### Exercise material
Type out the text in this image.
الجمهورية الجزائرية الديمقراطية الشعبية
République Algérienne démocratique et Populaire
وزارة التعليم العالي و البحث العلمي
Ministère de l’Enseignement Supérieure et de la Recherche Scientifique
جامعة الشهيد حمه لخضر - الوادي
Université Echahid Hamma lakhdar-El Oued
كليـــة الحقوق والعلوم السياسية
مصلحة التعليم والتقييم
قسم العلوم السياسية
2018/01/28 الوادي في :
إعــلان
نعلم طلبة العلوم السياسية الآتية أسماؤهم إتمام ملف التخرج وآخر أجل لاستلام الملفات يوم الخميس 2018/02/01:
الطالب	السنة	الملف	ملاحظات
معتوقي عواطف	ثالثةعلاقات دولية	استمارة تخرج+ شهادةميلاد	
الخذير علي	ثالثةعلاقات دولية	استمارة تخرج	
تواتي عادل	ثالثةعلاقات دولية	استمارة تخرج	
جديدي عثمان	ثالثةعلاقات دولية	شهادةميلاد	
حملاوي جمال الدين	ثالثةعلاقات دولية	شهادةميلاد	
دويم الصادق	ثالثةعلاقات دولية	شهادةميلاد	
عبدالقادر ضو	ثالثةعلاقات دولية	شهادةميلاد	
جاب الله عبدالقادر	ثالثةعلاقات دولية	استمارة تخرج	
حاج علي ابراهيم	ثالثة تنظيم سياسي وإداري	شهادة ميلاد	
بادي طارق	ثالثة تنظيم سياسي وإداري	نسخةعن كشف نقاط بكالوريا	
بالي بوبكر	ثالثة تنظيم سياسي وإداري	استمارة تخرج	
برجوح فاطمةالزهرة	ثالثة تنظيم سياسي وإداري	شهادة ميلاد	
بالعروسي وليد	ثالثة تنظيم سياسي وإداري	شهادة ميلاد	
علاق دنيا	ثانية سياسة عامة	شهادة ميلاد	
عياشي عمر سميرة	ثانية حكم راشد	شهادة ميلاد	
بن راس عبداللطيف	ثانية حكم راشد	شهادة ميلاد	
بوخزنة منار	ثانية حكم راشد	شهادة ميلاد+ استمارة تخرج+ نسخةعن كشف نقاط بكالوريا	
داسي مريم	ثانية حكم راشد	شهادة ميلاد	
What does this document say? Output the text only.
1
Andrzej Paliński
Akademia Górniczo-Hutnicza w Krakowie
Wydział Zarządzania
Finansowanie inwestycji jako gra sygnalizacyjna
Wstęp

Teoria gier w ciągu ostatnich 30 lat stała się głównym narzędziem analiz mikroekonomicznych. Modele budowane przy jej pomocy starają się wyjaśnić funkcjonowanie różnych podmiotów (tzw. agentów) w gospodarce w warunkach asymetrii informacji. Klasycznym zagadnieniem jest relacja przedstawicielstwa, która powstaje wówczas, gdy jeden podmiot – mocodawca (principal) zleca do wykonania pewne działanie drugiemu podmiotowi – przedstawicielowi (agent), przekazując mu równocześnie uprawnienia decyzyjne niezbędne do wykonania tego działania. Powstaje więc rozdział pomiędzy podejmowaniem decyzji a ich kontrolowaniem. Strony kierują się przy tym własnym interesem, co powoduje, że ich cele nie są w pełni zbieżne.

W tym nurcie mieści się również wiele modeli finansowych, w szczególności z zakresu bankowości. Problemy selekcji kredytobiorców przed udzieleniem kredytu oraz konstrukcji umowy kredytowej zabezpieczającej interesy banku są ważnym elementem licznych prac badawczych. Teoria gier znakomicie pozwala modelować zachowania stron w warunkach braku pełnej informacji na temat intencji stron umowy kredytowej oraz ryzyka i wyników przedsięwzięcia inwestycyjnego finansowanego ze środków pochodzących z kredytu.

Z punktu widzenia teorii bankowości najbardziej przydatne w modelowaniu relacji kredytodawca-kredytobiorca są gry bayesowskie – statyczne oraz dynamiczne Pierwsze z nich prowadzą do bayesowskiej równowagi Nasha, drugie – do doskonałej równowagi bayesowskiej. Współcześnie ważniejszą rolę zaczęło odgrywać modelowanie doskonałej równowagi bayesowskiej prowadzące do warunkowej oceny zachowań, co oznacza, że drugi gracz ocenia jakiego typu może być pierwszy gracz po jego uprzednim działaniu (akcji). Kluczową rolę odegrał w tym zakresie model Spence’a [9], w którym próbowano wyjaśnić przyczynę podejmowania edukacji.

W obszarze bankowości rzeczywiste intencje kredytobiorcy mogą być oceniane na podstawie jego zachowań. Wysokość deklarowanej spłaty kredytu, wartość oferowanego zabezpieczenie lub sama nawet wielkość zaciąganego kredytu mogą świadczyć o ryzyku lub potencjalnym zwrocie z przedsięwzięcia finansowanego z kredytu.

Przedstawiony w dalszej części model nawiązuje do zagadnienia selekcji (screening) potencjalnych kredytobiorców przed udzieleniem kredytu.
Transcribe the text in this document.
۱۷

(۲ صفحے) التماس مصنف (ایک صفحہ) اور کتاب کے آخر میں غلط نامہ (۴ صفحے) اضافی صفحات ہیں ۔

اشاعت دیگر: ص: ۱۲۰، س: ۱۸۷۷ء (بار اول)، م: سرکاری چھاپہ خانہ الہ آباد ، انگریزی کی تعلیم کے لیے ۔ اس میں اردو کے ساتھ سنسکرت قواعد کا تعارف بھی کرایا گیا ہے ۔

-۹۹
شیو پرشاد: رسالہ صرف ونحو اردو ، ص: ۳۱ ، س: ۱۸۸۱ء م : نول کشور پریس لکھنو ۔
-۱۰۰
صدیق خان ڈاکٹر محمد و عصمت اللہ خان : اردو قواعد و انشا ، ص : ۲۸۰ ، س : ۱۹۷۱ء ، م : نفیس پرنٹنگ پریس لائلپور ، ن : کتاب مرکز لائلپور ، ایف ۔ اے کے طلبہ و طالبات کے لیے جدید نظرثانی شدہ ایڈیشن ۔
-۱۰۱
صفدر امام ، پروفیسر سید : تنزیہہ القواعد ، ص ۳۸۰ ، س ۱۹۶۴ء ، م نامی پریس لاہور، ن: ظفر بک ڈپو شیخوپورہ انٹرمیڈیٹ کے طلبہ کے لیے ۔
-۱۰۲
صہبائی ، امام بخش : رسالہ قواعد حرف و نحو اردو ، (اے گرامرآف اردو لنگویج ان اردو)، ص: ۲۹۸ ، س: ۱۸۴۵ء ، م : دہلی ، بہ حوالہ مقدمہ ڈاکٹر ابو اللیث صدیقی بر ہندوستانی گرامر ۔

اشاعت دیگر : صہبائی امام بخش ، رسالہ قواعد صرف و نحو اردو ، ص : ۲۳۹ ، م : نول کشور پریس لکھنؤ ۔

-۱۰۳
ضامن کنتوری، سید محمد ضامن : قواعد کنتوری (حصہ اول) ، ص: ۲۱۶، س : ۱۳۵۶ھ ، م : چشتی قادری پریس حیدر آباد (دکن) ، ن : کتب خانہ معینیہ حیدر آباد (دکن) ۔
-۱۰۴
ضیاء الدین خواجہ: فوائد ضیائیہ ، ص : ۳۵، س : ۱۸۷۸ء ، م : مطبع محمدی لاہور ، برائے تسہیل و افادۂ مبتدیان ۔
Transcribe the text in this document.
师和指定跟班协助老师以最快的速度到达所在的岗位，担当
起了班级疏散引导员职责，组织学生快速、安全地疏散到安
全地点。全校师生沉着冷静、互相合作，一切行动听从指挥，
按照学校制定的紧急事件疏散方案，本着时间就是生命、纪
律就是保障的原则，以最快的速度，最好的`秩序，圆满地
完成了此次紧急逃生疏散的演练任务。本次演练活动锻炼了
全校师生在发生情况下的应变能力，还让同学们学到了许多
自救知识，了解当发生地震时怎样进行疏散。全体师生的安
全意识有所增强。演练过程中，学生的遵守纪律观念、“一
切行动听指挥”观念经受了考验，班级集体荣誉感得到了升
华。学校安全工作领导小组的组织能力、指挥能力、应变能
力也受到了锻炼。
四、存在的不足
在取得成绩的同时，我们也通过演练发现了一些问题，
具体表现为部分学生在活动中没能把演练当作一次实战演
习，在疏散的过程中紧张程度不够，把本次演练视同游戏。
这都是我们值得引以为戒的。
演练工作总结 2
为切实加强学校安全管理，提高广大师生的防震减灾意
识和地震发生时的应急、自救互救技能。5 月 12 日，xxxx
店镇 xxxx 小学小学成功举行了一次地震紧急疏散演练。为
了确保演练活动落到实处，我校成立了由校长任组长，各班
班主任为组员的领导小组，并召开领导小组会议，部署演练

### Objective
Every line of the listing that holds "اردو" should be found and copied.

### Answer in full
اشاعت دیگر: ص: ۱۲۰، س: ۱۸۷۷ء (بار اول)، م: سرکاری چھاپہ خانہ الہ آباد ، انگریزی کی تعلیم کے لیے ۔ اس میں اردو کے ساتھ سنسکرت قواعد کا تعارف بھی کرایا گیا ہے ۔
شیو پرشاد: رسالہ صرف ونحو اردو ، ص: ۳۱ ، س: ۱۸۸۱ء م : نول کشور پریس لکھنو ۔
صدیق خان ڈاکٹر محمد و عصمت اللہ خان : اردو قواعد و انشا ، ص : ۲۸۰ ، س : ۱۹۷۱ء ، م : نفیس پرنٹنگ پریس لائلپور ، ن : کتاب مرکز لائلپور ، ایف ۔ اے کے طلبہ و طالبات کے لیے جدید نظرثانی شدہ ایڈیشن ۔
صہبائی ، امام بخش : رسالہ قواعد حرف و نحو اردو ، (اے گرامرآف اردو لنگویج ان اردو)، ص: ۲۹۸ ، س: ۱۸۴۵ء ، م : دہلی ، بہ حوالہ مقدمہ ڈاکٹر ابو اللیث صدیقی بر ہندوستانی گرامر ۔
اشاعت دیگر : صہبائی امام بخش ، رسالہ قواعد صرف و نحو اردو ، ص : ۲۳۹ ، م : نول کشور پریس لکھنؤ ۔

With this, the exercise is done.